WRITTEN PROBLEM: Give the listing again exactly, omitting its images.
[BEGIN]
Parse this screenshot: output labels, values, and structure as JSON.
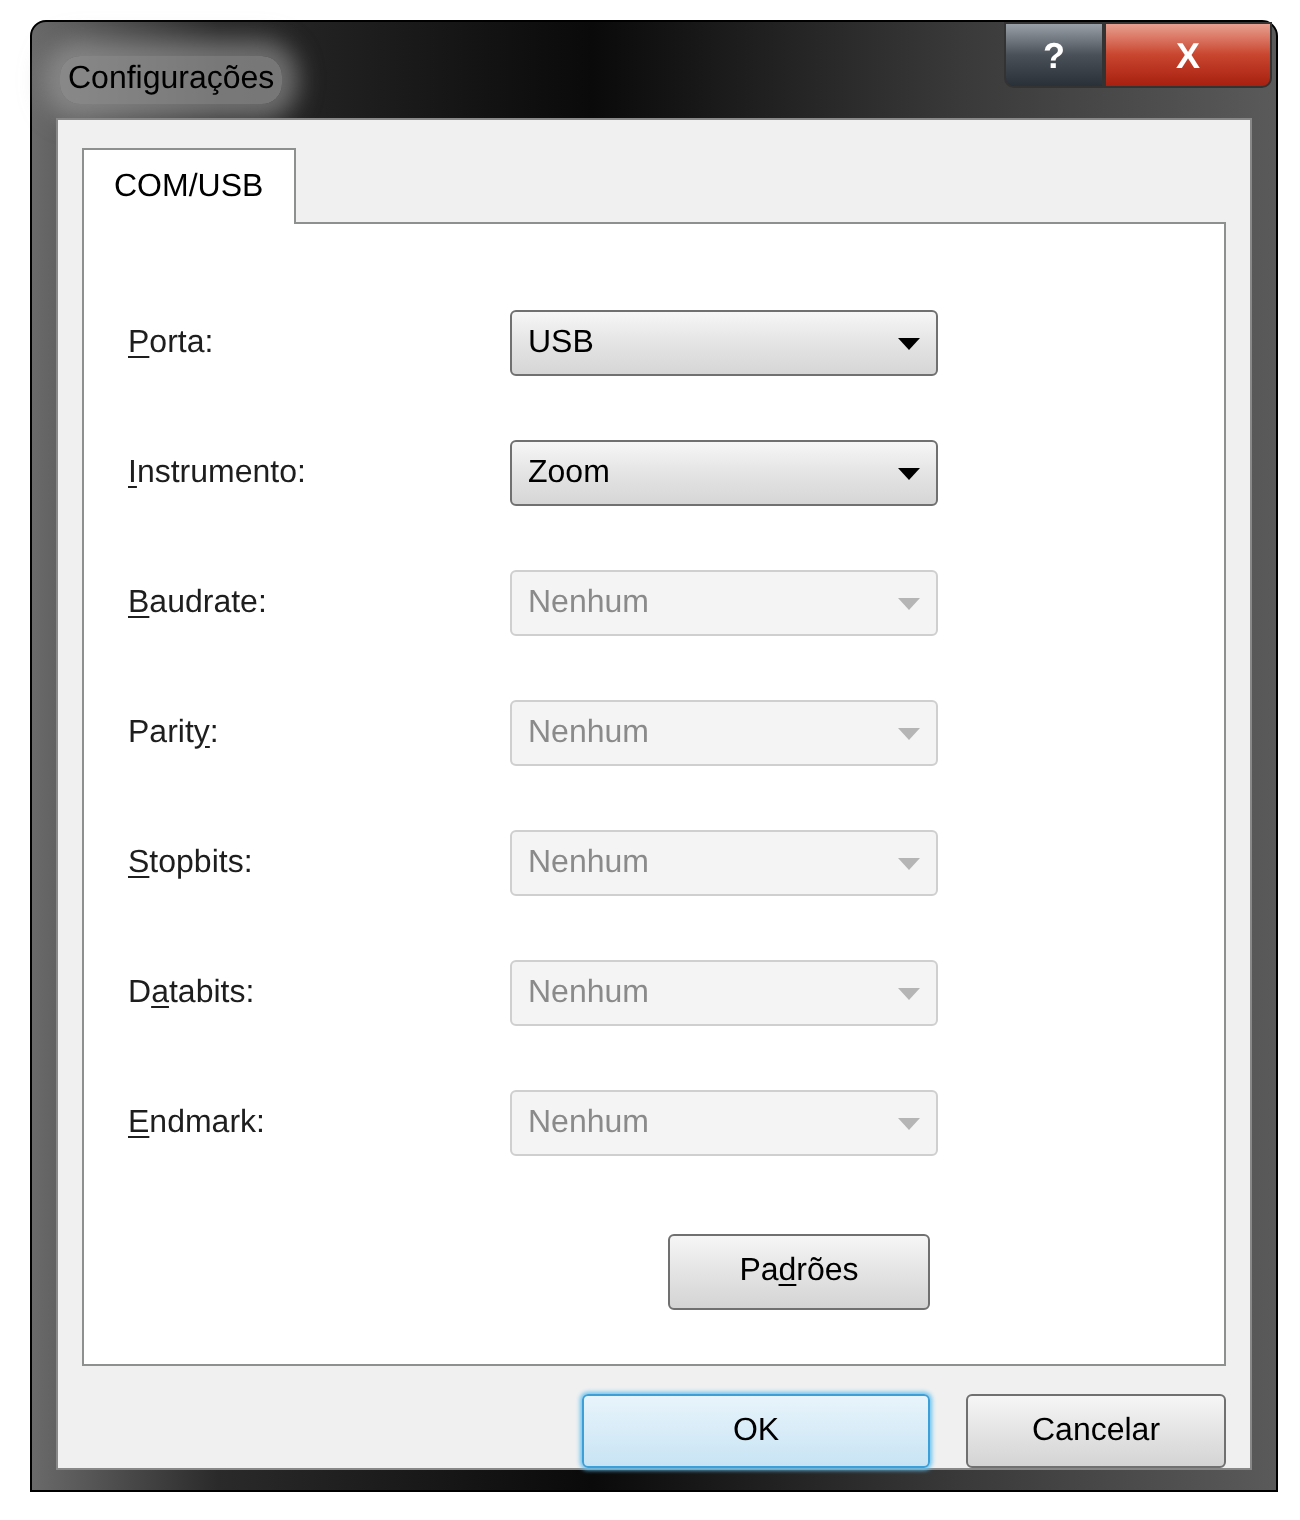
{
  "window": {
    "title": "Configurações",
    "title_buttons": [
      {
        "kind": "help",
        "label": "?"
      },
      {
        "kind": "close",
        "label": "X"
      }
    ]
  },
  "tabs": [
    {
      "label": "COM/USB",
      "selected": true
    }
  ],
  "fields": [
    {
      "access_key": "P",
      "label_after": "orta:",
      "value": "USB",
      "disabled": false
    },
    {
      "access_key": "I",
      "label_after": "nstrumento:",
      "value": "Zoom",
      "disabled": false
    },
    {
      "access_key": "B",
      "label_after": "audrate:",
      "value": "Nenhum",
      "disabled": true
    },
    {
      "label_before": "Parit",
      "access_key": "y",
      "label_after": ":",
      "value": "Nenhum",
      "disabled": true
    },
    {
      "access_key": "S",
      "label_after": "topbits:",
      "value": "Nenhum",
      "disabled": true
    },
    {
      "label_before": "D",
      "access_key": "a",
      "label_after": "tabits:",
      "value": "Nenhum",
      "disabled": true
    },
    {
      "access_key": "E",
      "label_after": "ndmark:",
      "value": "Nenhum",
      "disabled": true
    }
  ],
  "defaults_button": {
    "label_before": "Pa",
    "access_key": "d",
    "label_after": "rões"
  },
  "buttons": [
    {
      "label": "OK",
      "default": true
    },
    {
      "label": "Cancelar",
      "default": false
    }
  ]
}
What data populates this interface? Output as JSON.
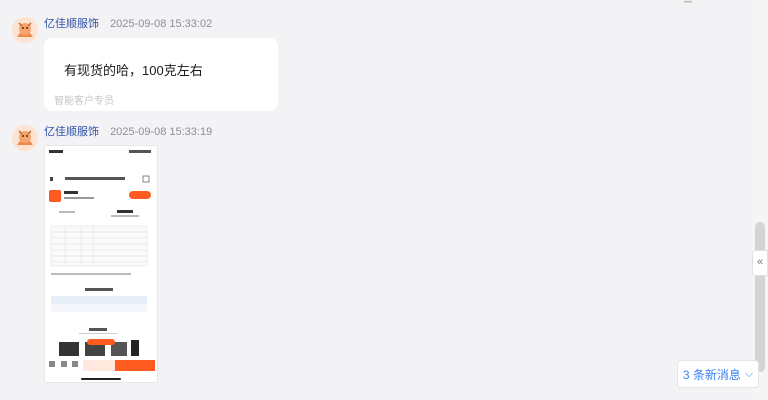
[END]
SOLUTION TO THIS TASK:
Parse this screenshot: output labels, values, and structure as JSON.
{
  "window": {
    "title": "Configurações",
    "title_buttons": [
      {
        "kind": "help",
        "label": "?"
      },
      {
        "kind": "close",
        "label": "X"
      }
    ]
  },
  "tabs": [
    {
      "label": "COM/USB",
      "selected": true
    }
  ],
  "fields": [
    {
      "access_key": "P",
      "label_after": "orta:",
      "value": "USB",
      "disabled": false
    },
    {
      "access_key": "I",
      "label_after": "nstrumento:",
      "value": "Zoom",
      "disabled": false
    },
    {
      "access_key": "B",
      "label_after": "audrate:",
      "value": "Nenhum",
      "disabled": true
    },
    {
      "label_before": "Parit",
      "access_key": "y",
      "label_after": ":",
      "value": "Nenhum",
      "disabled": true
    },
    {
      "access_key": "S",
      "label_after": "topbits:",
      "value": "Nenhum",
      "disabled": true
    },
    {
      "label_before": "D",
      "access_key": "a",
      "label_after": "tabits:",
      "value": "Nenhum",
      "disabled": true
    },
    {
      "access_key": "E",
      "label_after": "ndmark:",
      "value": "Nenhum",
      "disabled": true
    }
  ],
  "defaults_button": {
    "label_before": "Pa",
    "access_key": "d",
    "label_after": "rões"
  },
  "buttons": [
    {
      "label": "OK",
      "default": true
    },
    {
      "label": "Cancelar",
      "default": false
    }
  ]
}
What data populates this interface? Output as JSON.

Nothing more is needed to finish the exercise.